-- Begin --

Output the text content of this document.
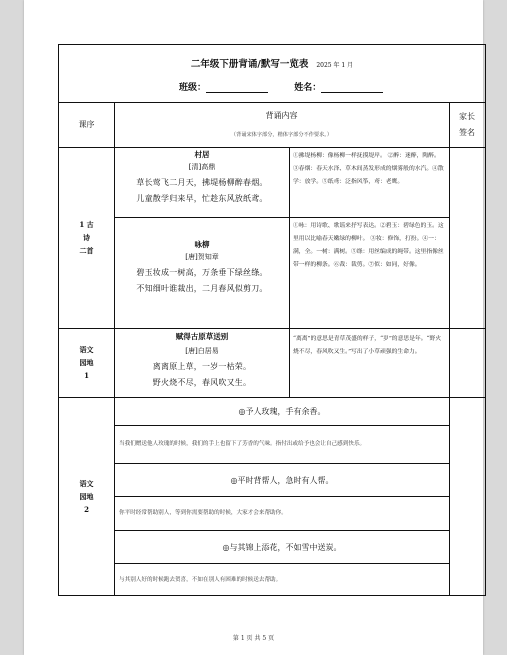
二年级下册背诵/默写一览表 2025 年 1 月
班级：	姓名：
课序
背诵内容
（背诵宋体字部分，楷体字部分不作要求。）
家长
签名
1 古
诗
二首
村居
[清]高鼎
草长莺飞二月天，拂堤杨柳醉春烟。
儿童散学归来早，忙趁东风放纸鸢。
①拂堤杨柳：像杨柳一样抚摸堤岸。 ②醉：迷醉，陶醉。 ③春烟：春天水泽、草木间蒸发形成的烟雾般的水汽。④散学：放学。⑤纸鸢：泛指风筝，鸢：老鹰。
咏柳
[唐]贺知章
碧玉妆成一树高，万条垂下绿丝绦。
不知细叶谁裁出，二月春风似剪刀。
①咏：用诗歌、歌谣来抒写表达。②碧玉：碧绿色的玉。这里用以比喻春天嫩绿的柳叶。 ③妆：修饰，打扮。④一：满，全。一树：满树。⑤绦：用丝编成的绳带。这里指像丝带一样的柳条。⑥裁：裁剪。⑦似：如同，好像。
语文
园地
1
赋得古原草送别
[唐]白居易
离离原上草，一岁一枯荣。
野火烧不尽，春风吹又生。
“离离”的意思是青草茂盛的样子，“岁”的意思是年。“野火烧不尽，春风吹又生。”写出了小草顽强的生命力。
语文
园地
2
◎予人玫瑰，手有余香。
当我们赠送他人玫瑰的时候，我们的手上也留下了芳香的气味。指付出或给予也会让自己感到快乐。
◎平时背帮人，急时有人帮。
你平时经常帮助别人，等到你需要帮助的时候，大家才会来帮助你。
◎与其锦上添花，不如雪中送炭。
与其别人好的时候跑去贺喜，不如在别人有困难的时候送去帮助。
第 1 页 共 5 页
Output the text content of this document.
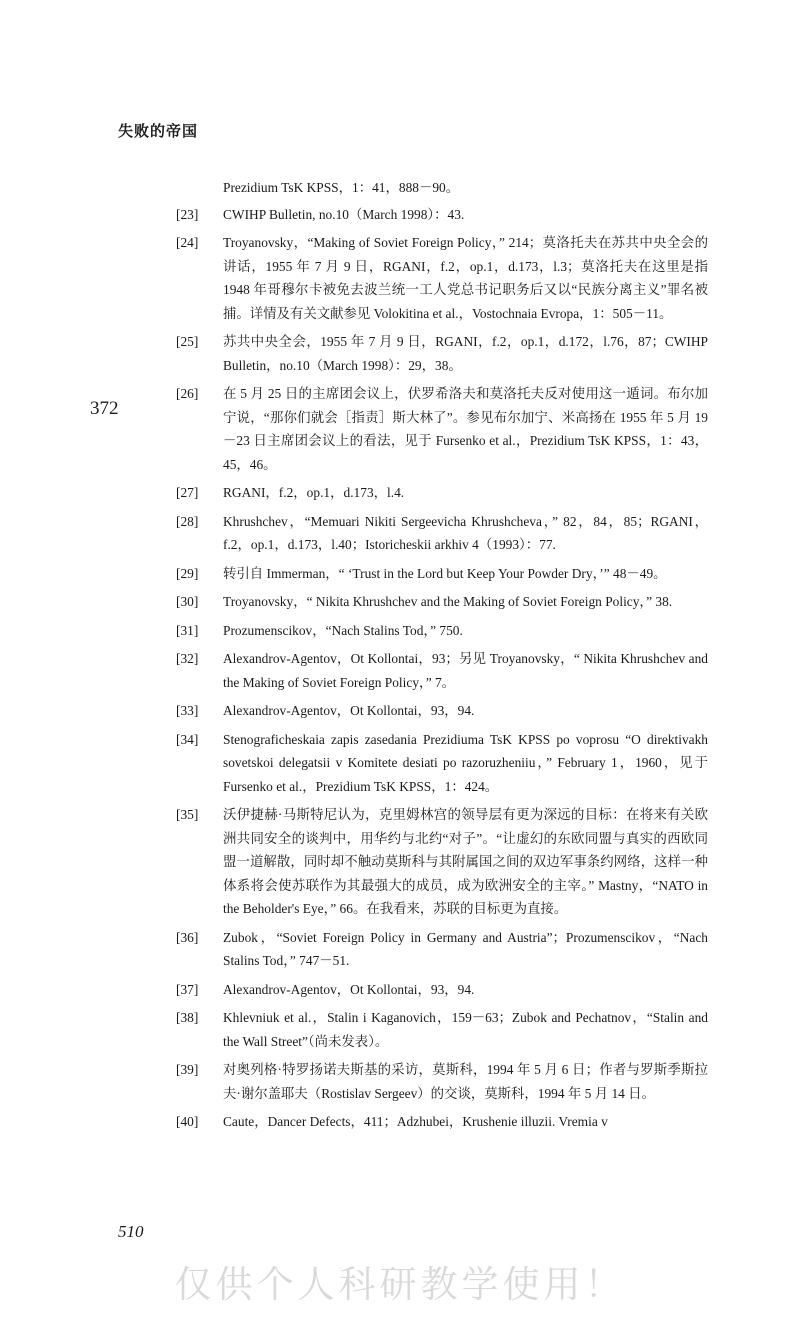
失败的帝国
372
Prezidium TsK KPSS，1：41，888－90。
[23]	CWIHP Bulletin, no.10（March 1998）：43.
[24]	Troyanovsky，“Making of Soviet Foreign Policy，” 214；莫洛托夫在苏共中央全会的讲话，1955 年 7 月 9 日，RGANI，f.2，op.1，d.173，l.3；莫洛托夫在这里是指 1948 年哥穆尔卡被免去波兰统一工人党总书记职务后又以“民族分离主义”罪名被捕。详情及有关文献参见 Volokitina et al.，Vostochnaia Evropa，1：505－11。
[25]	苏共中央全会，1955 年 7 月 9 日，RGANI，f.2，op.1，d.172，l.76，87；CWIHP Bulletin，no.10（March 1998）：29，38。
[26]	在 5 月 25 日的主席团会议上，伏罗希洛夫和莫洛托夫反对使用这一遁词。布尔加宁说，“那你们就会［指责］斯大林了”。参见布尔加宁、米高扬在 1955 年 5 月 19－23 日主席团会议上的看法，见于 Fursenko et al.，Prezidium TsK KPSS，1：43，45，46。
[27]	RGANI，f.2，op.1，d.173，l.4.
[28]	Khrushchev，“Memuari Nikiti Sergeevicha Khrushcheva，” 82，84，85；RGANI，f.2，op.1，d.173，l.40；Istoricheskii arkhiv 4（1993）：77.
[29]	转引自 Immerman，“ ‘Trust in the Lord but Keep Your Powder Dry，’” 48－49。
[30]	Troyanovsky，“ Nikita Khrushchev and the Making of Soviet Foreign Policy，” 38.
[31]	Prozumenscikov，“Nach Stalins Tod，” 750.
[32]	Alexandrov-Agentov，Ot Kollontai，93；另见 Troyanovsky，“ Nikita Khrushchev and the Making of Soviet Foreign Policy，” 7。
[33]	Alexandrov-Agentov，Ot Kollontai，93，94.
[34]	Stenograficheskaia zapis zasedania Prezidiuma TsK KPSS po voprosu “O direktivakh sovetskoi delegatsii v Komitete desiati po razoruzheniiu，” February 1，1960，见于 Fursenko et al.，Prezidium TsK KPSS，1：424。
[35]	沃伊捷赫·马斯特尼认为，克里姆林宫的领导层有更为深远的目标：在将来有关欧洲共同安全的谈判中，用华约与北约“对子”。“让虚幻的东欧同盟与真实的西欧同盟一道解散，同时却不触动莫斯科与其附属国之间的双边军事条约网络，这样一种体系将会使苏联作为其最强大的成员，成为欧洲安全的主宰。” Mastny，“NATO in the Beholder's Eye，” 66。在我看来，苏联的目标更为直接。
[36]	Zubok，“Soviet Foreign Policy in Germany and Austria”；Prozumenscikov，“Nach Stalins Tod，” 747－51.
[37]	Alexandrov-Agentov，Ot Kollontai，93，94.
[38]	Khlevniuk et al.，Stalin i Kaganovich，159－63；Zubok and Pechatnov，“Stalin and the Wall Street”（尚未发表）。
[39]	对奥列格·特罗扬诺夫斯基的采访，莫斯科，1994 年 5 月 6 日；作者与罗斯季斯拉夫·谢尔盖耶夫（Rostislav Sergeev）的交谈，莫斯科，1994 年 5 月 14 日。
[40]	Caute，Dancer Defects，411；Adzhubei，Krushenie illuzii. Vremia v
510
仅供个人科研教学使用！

-- End --

Required work: For the listing above, identify each line bearing "Troyanovsky".

Worked answer:
[24]	Troyanovsky，“Making of Soviet Foreign Policy，” 214；莫洛托夫在苏共中央全会的讲话，1955 年 7 月 9 日，RGANI，f.2，op.1，d.173，l.3；莫洛托夫在这里是指 1948 年哥穆尔卡被免去波兰统一工人党总书记职务后又以“民族分离主义”罪名被捕。详情及有关文献参见 Volokitina et al.，Vostochnaia Evropa，1：505－11。
[30]	Troyanovsky，“ Nikita Khrushchev and the Making of Soviet Foreign Policy，” 38.
[32]	Alexandrov-Agentov，Ot Kollontai，93；另见 Troyanovsky，“ Nikita Khrushchev and the Making of Soviet Foreign Policy，” 7。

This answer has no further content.